Start
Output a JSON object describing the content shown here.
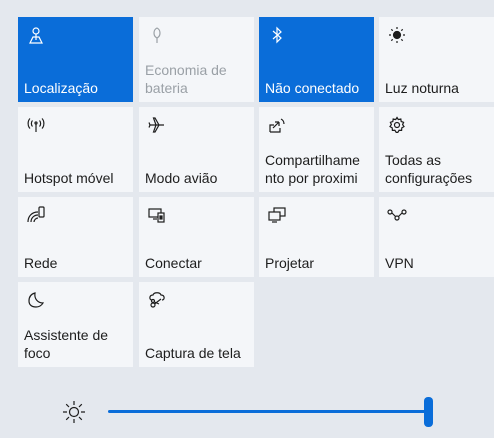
{
  "tiles": [
    {
      "label": "Localização",
      "icon": "location-icon",
      "state": "active"
    },
    {
      "label": "Economia de\nbateria",
      "icon": "battery-saver-icon",
      "state": "disabled"
    },
    {
      "label": "Não conectado",
      "icon": "bluetooth-icon",
      "state": "active"
    },
    {
      "label": "Luz noturna",
      "icon": "night-light-icon",
      "state": "off"
    },
    {
      "label": "Hotspot móvel",
      "icon": "mobile-hotspot-icon",
      "state": "off"
    },
    {
      "label": "Modo avião",
      "icon": "airplane-icon",
      "state": "off"
    },
    {
      "label": "Compartilhame\nnto por proximi",
      "icon": "nearby-sharing-icon",
      "state": "off"
    },
    {
      "label": "Todas as\nconfigurações",
      "icon": "settings-gear-icon",
      "state": "off"
    },
    {
      "label": "Rede",
      "icon": "network-icon",
      "state": "off"
    },
    {
      "label": "Conectar",
      "icon": "connect-icon",
      "state": "off"
    },
    {
      "label": "Projetar",
      "icon": "project-icon",
      "state": "off"
    },
    {
      "label": "VPN",
      "icon": "vpn-icon",
      "state": "off"
    },
    {
      "label": "Assistente de\nfoco",
      "icon": "focus-assist-moon-icon",
      "state": "off"
    },
    {
      "label": "Captura de tela",
      "icon": "screen-snip-icon",
      "state": "off"
    }
  ],
  "brightness": {
    "icon": "brightness-sun-icon",
    "level": 1.0
  },
  "colors": {
    "accent": "#0a6dd9",
    "tile": "#f4f6f9",
    "background": "#e4e8ee"
  }
}
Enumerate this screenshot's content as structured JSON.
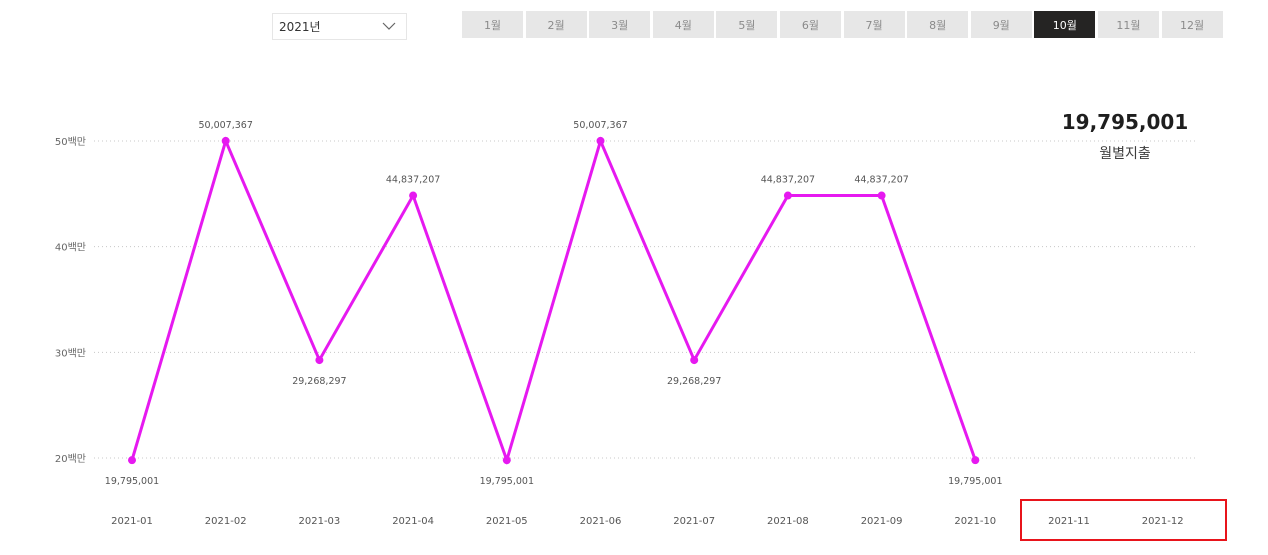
{
  "filters": {
    "year": "2021년",
    "months": [
      "1월",
      "2월",
      "3월",
      "4월",
      "5월",
      "6월",
      "7월",
      "8월",
      "9월",
      "10월",
      "11월",
      "12월"
    ],
    "active_month_index": 9
  },
  "kpi": {
    "value": "19,795,001",
    "label": "월별지출"
  },
  "colors": {
    "series": "#e619f0",
    "active_button": "#252423",
    "button": "#e7e7e7",
    "highlight_box": "#e8141b"
  },
  "chart_data": {
    "type": "line",
    "x": [
      "2021-01",
      "2021-02",
      "2021-03",
      "2021-04",
      "2021-05",
      "2021-06",
      "2021-07",
      "2021-08",
      "2021-09",
      "2021-10",
      "2021-11",
      "2021-12"
    ],
    "series": [
      {
        "values": [
          19795001,
          50007367,
          29268297,
          44837207,
          19795001,
          50007367,
          29268297,
          44837207,
          44837207,
          19795001,
          null,
          null
        ],
        "labels": [
          "19,795,001",
          "50,007,367",
          "29,268,297",
          "44,837,207",
          "19,795,001",
          "50,007,367",
          "29,268,297",
          "44,837,207",
          "44,837,207",
          "19,795,001"
        ],
        "label_pos": [
          "below",
          "above",
          "below",
          "above",
          "below",
          "above",
          "below",
          "above",
          "above",
          "below"
        ]
      }
    ],
    "y_ticks": [
      {
        "value": 20000000,
        "label": "20백만"
      },
      {
        "value": 30000000,
        "label": "30백만"
      },
      {
        "value": 40000000,
        "label": "40백만"
      },
      {
        "value": 50000000,
        "label": "50백만"
      }
    ],
    "ylim": [
      20000000,
      50000000
    ],
    "grid": true,
    "legend": "none"
  }
}
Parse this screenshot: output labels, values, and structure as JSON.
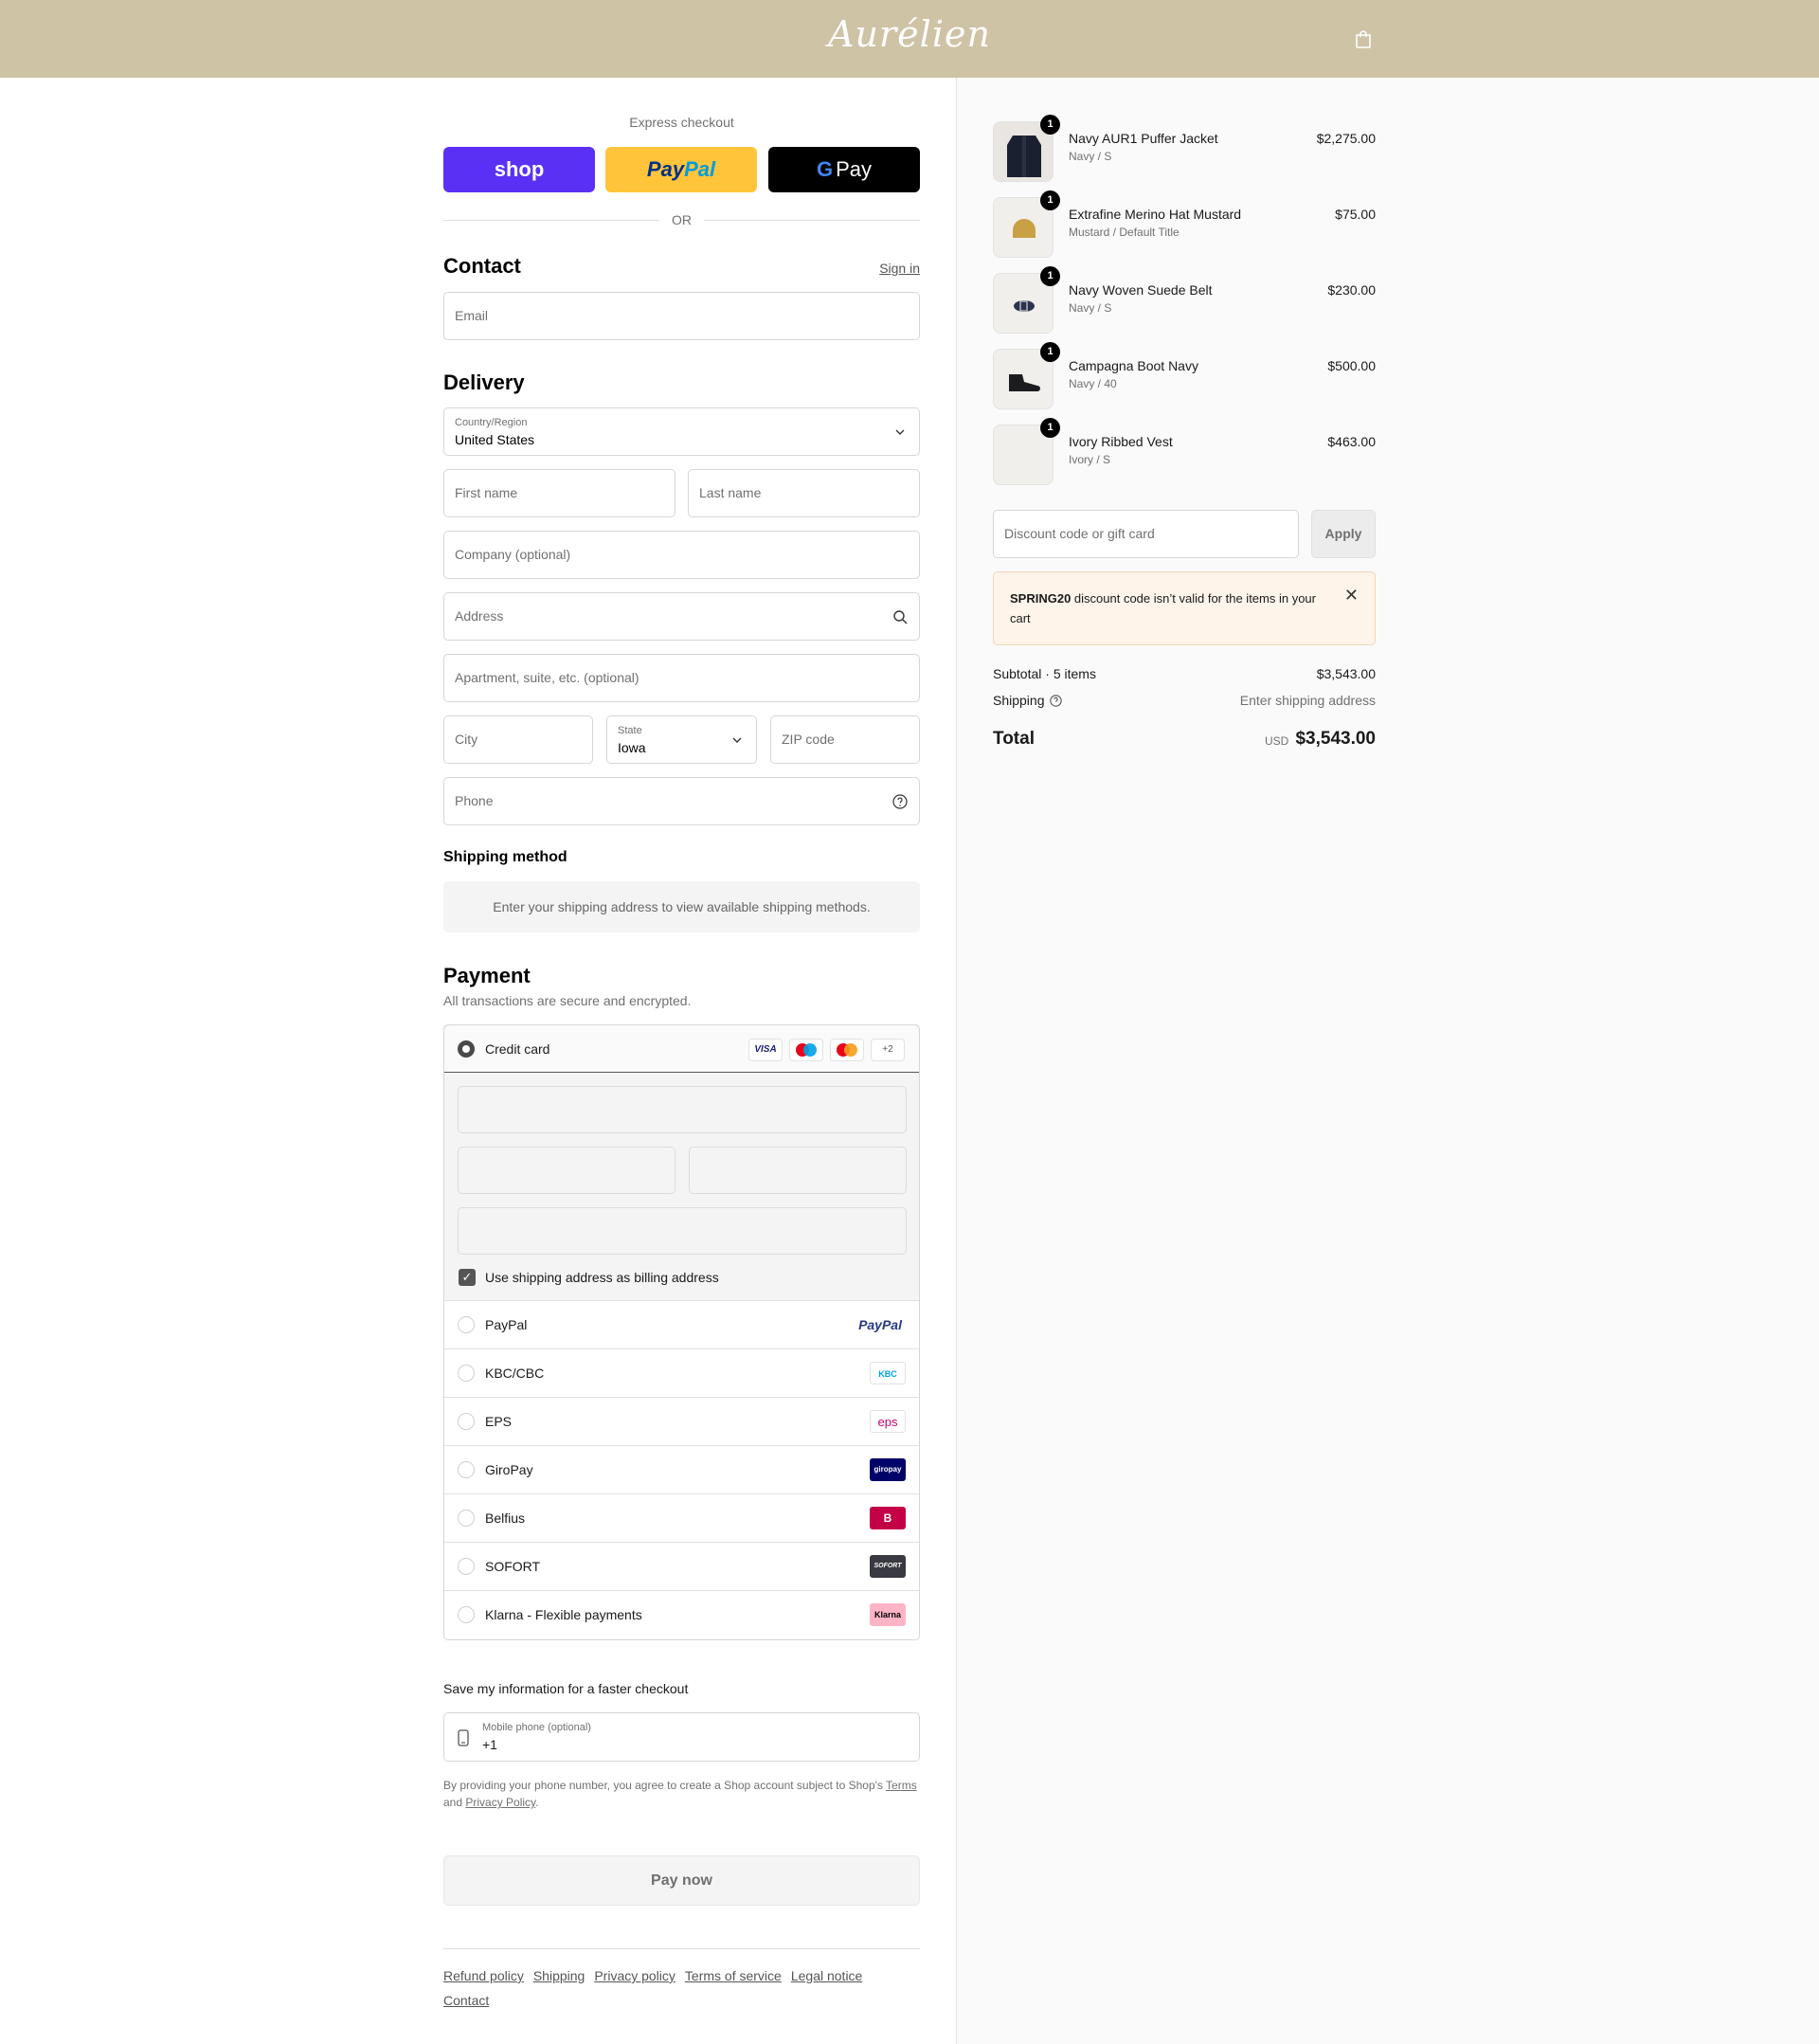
{
  "header": {
    "brand": "Aurélien"
  },
  "express": {
    "title": "Express checkout",
    "shop": "shop",
    "paypal": "PayPal",
    "gpay": "Pay",
    "or": "OR"
  },
  "contact": {
    "title": "Contact",
    "sign_in": "Sign in",
    "email_placeholder": "Email"
  },
  "delivery": {
    "title": "Delivery",
    "country_label": "Country/Region",
    "country_value": "United States",
    "first_name": "First name",
    "last_name": "Last name",
    "company": "Company (optional)",
    "address": "Address",
    "apartment": "Apartment, suite, etc. (optional)",
    "city": "City",
    "state_label": "State",
    "state_value": "Iowa",
    "zip": "ZIP code",
    "phone": "Phone"
  },
  "shipping": {
    "title": "Shipping method",
    "note": "Enter your shipping address to view available shipping methods."
  },
  "payment": {
    "title": "Payment",
    "subtitle": "All transactions are secure and encrypted.",
    "credit_card": "Credit card",
    "card_badges": [
      "VISA",
      "Maestro",
      "Mastercard",
      "+2"
    ],
    "billing_same": "Use shipping address as billing address",
    "methods": [
      {
        "label": "PayPal",
        "logo": "PayPal"
      },
      {
        "label": "KBC/CBC",
        "logo": "KBC"
      },
      {
        "label": "EPS",
        "logo": "eps"
      },
      {
        "label": "GiroPay",
        "logo": "giropay"
      },
      {
        "label": "Belfius",
        "logo": "B"
      },
      {
        "label": "SOFORT",
        "logo": "SOFORT"
      },
      {
        "label": "Klarna - Flexible payments",
        "logo": "Klarna"
      }
    ]
  },
  "save_info": {
    "title": "Save my information for a faster checkout",
    "mobile_label": "Mobile phone (optional)",
    "mobile_value": "+1",
    "disclaimer_pre": "By providing your phone number, you agree to create a Shop account subject to Shop's ",
    "terms": "Terms",
    "and": " and ",
    "privacy": "Privacy Policy",
    "end": "."
  },
  "pay_now": "Pay now",
  "footer": [
    "Refund policy",
    "Shipping",
    "Privacy policy",
    "Terms of service",
    "Legal notice",
    "Contact"
  ],
  "order": {
    "items": [
      {
        "name": "Navy AUR1 Puffer Jacket",
        "variant": "Navy / S",
        "price": "$2,275.00",
        "qty": "1"
      },
      {
        "name": "Extrafine Merino Hat Mustard",
        "variant": "Mustard / Default Title",
        "price": "$75.00",
        "qty": "1"
      },
      {
        "name": "Navy Woven Suede Belt",
        "variant": "Navy / S",
        "price": "$230.00",
        "qty": "1"
      },
      {
        "name": "Campagna Boot Navy",
        "variant": "Navy / 40",
        "price": "$500.00",
        "qty": "1"
      },
      {
        "name": "Ivory Ribbed Vest",
        "variant": "Ivory / S",
        "price": "$463.00",
        "qty": "1"
      }
    ],
    "discount_placeholder": "Discount code or gift card",
    "apply": "Apply",
    "alert_code": "SPRING20",
    "alert_text": " discount code isn’t valid for the items in your cart",
    "subtotal_label": "Subtotal · 5 items",
    "subtotal_value": "$3,543.00",
    "shipping_label": "Shipping",
    "shipping_value": "Enter shipping address",
    "total_label": "Total",
    "currency": "USD",
    "total_value": "$3,543.00"
  },
  "colors": {
    "header_bg": "#cfc3a6",
    "shop_purple": "#5a31f4",
    "paypal_yellow": "#ffc439",
    "alert_bg": "#fff4ea"
  }
}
End
Exercise directions -> In your copy, leave out the pictures and reproduce the material above exactly.

Exercise solution ->
Output a JSON object describing the content shown here.
{
  "tiles": [
    {
      "label": "Localização",
      "icon": "location-icon",
      "state": "active"
    },
    {
      "label": "Economia de\nbateria",
      "icon": "battery-saver-icon",
      "state": "disabled"
    },
    {
      "label": "Não conectado",
      "icon": "bluetooth-icon",
      "state": "active"
    },
    {
      "label": "Luz noturna",
      "icon": "night-light-icon",
      "state": "off"
    },
    {
      "label": "Hotspot móvel",
      "icon": "mobile-hotspot-icon",
      "state": "off"
    },
    {
      "label": "Modo avião",
      "icon": "airplane-icon",
      "state": "off"
    },
    {
      "label": "Compartilhame\nnto por proximi",
      "icon": "nearby-sharing-icon",
      "state": "off"
    },
    {
      "label": "Todas as\nconfigurações",
      "icon": "settings-gear-icon",
      "state": "off"
    },
    {
      "label": "Rede",
      "icon": "network-icon",
      "state": "off"
    },
    {
      "label": "Conectar",
      "icon": "connect-icon",
      "state": "off"
    },
    {
      "label": "Projetar",
      "icon": "project-icon",
      "state": "off"
    },
    {
      "label": "VPN",
      "icon": "vpn-icon",
      "state": "off"
    },
    {
      "label": "Assistente de\nfoco",
      "icon": "focus-assist-moon-icon",
      "state": "off"
    },
    {
      "label": "Captura de tela",
      "icon": "screen-snip-icon",
      "state": "off"
    }
  ],
  "brightness": {
    "icon": "brightness-sun-icon",
    "level": 1.0
  },
  "colors": {
    "accent": "#0a6dd9",
    "tile": "#f4f6f9",
    "background": "#e4e8ee"
  }
}
Enumerate this screenshot's content as structured JSON.
{
  "filters": {
    "year": "2021년",
    "months": [
      "1월",
      "2월",
      "3월",
      "4월",
      "5월",
      "6월",
      "7월",
      "8월",
      "9월",
      "10월",
      "11월",
      "12월"
    ],
    "active_month_index": 9
  },
  "kpi": {
    "value": "19,795,001",
    "label": "월별지출"
  },
  "colors": {
    "series": "#e619f0",
    "active_button": "#252423",
    "button": "#e7e7e7",
    "highlight_box": "#e8141b"
  },
  "chart_data": {
    "type": "line",
    "x": [
      "2021-01",
      "2021-02",
      "2021-03",
      "2021-04",
      "2021-05",
      "2021-06",
      "2021-07",
      "2021-08",
      "2021-09",
      "2021-10",
      "2021-11",
      "2021-12"
    ],
    "series": [
      {
        "values": [
          19795001,
          50007367,
          29268297,
          44837207,
          19795001,
          50007367,
          29268297,
          44837207,
          44837207,
          19795001,
          null,
          null
        ],
        "labels": [
          "19,795,001",
          "50,007,367",
          "29,268,297",
          "44,837,207",
          "19,795,001",
          "50,007,367",
          "29,268,297",
          "44,837,207",
          "44,837,207",
          "19,795,001"
        ],
        "label_pos": [
          "below",
          "above",
          "below",
          "above",
          "below",
          "above",
          "below",
          "above",
          "above",
          "below"
        ]
      }
    ],
    "y_ticks": [
      {
        "value": 20000000,
        "label": "20백만"
      },
      {
        "value": 30000000,
        "label": "30백만"
      },
      {
        "value": 40000000,
        "label": "40백만"
      },
      {
        "value": 50000000,
        "label": "50백만"
      }
    ],
    "ylim": [
      20000000,
      50000000
    ],
    "grid": true,
    "legend": "none"
  }
}
Parse this screenshot: output labels, values, and structure as JSON.
{
  "header": {
    "brand": "Aurélien"
  },
  "express": {
    "title": "Express checkout",
    "shop": "shop",
    "paypal": "PayPal",
    "gpay": "Pay",
    "or": "OR"
  },
  "contact": {
    "title": "Contact",
    "sign_in": "Sign in",
    "email_placeholder": "Email"
  },
  "delivery": {
    "title": "Delivery",
    "country_label": "Country/Region",
    "country_value": "United States",
    "first_name": "First name",
    "last_name": "Last name",
    "company": "Company (optional)",
    "address": "Address",
    "apartment": "Apartment, suite, etc. (optional)",
    "city": "City",
    "state_label": "State",
    "state_value": "Iowa",
    "zip": "ZIP code",
    "phone": "Phone"
  },
  "shipping": {
    "title": "Shipping method",
    "note": "Enter your shipping address to view available shipping methods."
  },
  "payment": {
    "title": "Payment",
    "subtitle": "All transactions are secure and encrypted.",
    "credit_card": "Credit card",
    "card_badges": [
      "VISA",
      "Maestro",
      "Mastercard",
      "+2"
    ],
    "billing_same": "Use shipping address as billing address",
    "methods": [
      {
        "label": "PayPal",
        "logo": "PayPal"
      },
      {
        "label": "KBC/CBC",
        "logo": "KBC"
      },
      {
        "label": "EPS",
        "logo": "eps"
      },
      {
        "label": "GiroPay",
        "logo": "giropay"
      },
      {
        "label": "Belfius",
        "logo": "B"
      },
      {
        "label": "SOFORT",
        "logo": "SOFORT"
      },
      {
        "label": "Klarna - Flexible payments",
        "logo": "Klarna"
      }
    ]
  },
  "save_info": {
    "title": "Save my information for a faster checkout",
    "mobile_label": "Mobile phone (optional)",
    "mobile_value": "+1",
    "disclaimer_pre": "By providing your phone number, you agree to create a Shop account subject to Shop's ",
    "terms": "Terms",
    "and": " and ",
    "privacy": "Privacy Policy",
    "end": "."
  },
  "pay_now": "Pay now",
  "footer": [
    "Refund policy",
    "Shipping",
    "Privacy policy",
    "Terms of service",
    "Legal notice",
    "Contact"
  ],
  "order": {
    "items": [
      {
        "name": "Navy AUR1 Puffer Jacket",
        "variant": "Navy / S",
        "price": "$2,275.00",
        "qty": "1"
      },
      {
        "name": "Extrafine Merino Hat Mustard",
        "variant": "Mustard / Default Title",
        "price": "$75.00",
        "qty": "1"
      },
      {
        "name": "Navy Woven Suede Belt",
        "variant": "Navy / S",
        "price": "$230.00",
        "qty": "1"
      },
      {
        "name": "Campagna Boot Navy",
        "variant": "Navy / 40",
        "price": "$500.00",
        "qty": "1"
      },
      {
        "name": "Ivory Ribbed Vest",
        "variant": "Ivory / S",
        "price": "$463.00",
        "qty": "1"
      }
    ],
    "discount_placeholder": "Discount code or gift card",
    "apply": "Apply",
    "alert_code": "SPRING20",
    "alert_text": " discount code isn’t valid for the items in your cart",
    "subtotal_label": "Subtotal · 5 items",
    "subtotal_value": "$3,543.00",
    "shipping_label": "Shipping",
    "shipping_value": "Enter shipping address",
    "total_label": "Total",
    "currency": "USD",
    "total_value": "$3,543.00"
  },
  "colors": {
    "header_bg": "#cfc3a6",
    "shop_purple": "#5a31f4",
    "paypal_yellow": "#ffc439",
    "alert_bg": "#fff4ea"
  }
}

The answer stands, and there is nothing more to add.